Encore un autre cloître. Dans celui-ci, appelé le cloître des Procurateurs, on remarque cette belle fontaine, mais aussi le soin apporté aux détails. Ainsi pour l’évacuation des eaux de pluie, au lieu d’une simple grille de fonte, les regards sont fermés par des pierres comme celle-ci.

 

537d5 Certosa di Padula, chiostro

 

Autre détail du soin esthétique apporté, dans le cloître du Vieux Cimetière ce carrelage apparaît à un endroit. Ce n’est pas tout le sol qui est ainsi décoré, mais en une place, là, surgit cette fantaisie.

 

537e chartreuse de Padula, monument funéraire

 

Sue le mur de l’un des cloîtres sont fixées quatre stèles funéraires. Celle-ci a été trouvée un peu plus haut, dans la montagne, dans le mur d’une église rupestre dédiée à saint Michel, San Michele alle Grottelle. Non pas accrochée à la paroi, ni même encastrée, mais dans le mur. Cette église troglodyte décorée de fresques médiévales ne se visite hélas pas, au moins en verrons-nous cette stèle romaine antique dont on ne sait comment elle a atterri là-haut dans une église chrétienne, même si cette église a succédé à d’autres occupants de la grotte, notamment en des temps préhistoriques. Peut-être, pour rendre plus plane une paroi, a-t-elle été utilisée pour boucher un trou. Quoi qu’il en soit, le musée de la chartreuse l’a récupérée en 1962. À propos d’une autre stèle qu’il avait vue au musée Maffeiano de Vérone le 16 septembre 1786 mais qui se présentait de la même façon, Goethe décrit "c’est un homme avec sa femme à son côté, qui regarde par la niche comme par une fenêtre". On la situe dans les 25 dernières années du premier siècle avant Jésus-Christ, autrement dit dans la première partie du règne d’Auguste.

 

537f Chartreuse de Padula

 

Dans un coin du même cloître, deux statues dont les représentations sont très proches mais dont l’une est sculptée plus sommairement et semble plus usée. Je présente donc ici la meilleure des deux qui, comme l’autre, est sans tête, mais dont le traitement est suffisamment net et précis pour laisser voir un anneau à l’annulaire gauche. Elles ont été trouvées en 1899 tout près de la chartreuse, et ont été sculptées dans la même pierre que les colonnes et leurs chapiteaux.

 

Ces statues donnent lieu à une querelle de spécialistes. L’archéologue qui les a découvertes, Giovan Battista Patroni, pensait qu’il s’agissait de portraits de magistrats représentés selon un modèle d’époque grecque, vêtus non de la toge romaine mais de l’himation grec ou du manteau des Samnites de Campanie qui découvre le pied et une partie de la jambe, rappelant, selon lui, l’Eschine du musée de Naples. Un autre archéologue, Filippo Coarelli, est convaincu que son collègue se met le doigt dans l’œil. Pour lui, ces statues qu’il situe en plein milieu du deuxième siècle avant Jésus-Christ sont clairement de style funéraire, et pour lui, ce vêtement est bien la toge romaine, mais celle de ce temps de la République ancienne, plus courte, plus près du corps, et qu’il rapproche de celle d’une statue de bronze du musée de Florence, dont personne ne doute qu’elle porte un vêtement italien.

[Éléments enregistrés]
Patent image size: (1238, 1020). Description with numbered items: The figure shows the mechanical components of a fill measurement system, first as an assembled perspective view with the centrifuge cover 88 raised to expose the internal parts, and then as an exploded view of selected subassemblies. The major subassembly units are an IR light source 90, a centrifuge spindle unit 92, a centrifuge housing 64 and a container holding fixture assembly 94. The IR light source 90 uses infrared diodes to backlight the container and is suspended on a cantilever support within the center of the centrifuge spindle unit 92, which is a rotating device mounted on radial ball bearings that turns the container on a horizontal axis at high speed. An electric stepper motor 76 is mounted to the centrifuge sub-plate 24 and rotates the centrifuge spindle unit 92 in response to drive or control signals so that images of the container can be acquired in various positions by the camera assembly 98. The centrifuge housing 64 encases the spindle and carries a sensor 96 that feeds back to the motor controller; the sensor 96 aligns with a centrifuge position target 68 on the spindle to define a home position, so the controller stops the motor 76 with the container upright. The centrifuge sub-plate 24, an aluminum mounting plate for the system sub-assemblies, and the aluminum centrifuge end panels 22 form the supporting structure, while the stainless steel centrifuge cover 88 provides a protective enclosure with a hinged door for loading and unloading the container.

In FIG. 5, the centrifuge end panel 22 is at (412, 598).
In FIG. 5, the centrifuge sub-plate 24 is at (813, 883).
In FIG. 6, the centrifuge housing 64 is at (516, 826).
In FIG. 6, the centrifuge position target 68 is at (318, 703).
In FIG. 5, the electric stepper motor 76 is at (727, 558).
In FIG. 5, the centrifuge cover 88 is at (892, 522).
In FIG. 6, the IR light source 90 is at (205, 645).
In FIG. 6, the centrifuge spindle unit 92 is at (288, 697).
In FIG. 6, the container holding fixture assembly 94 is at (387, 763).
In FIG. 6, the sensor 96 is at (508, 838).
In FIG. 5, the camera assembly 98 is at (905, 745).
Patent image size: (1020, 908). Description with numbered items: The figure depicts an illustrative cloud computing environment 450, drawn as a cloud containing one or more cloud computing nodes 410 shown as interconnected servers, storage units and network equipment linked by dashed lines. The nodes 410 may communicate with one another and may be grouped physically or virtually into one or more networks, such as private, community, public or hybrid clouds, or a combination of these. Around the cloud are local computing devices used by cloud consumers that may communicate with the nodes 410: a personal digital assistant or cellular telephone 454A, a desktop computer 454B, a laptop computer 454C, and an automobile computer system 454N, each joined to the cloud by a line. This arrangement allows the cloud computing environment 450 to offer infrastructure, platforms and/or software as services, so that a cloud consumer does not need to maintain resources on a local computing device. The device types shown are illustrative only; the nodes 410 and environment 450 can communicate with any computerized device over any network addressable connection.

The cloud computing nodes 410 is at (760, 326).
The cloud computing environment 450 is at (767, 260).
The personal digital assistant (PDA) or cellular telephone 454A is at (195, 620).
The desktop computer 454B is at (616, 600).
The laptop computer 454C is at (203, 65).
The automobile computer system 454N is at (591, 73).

• Travail demandé
Répondez aux questions suivantes à partir de l'extrait sur la chartreuse de Padula.
(a) Dans le cloître des Procurateurs, par quoi les regards d'évacuation des eaux de pluie sont-ils fermés ?
(b) En quelle année le musée de la chartreuse a-t-il récupéré la stèle trouvée dans l'église San Michele alle Grottelle ?
(c) En quelle année les deux statues sans tête ont-elles été trouvées, et où ?

• Réponse attendue
(a) Ils sont fermés par des pierres, au lieu d'une simple grille de fonte.
(b) Il l'a récupérée en 1962.
(c) Elles ont été trouvées en 1899, tout près de la chartreuse.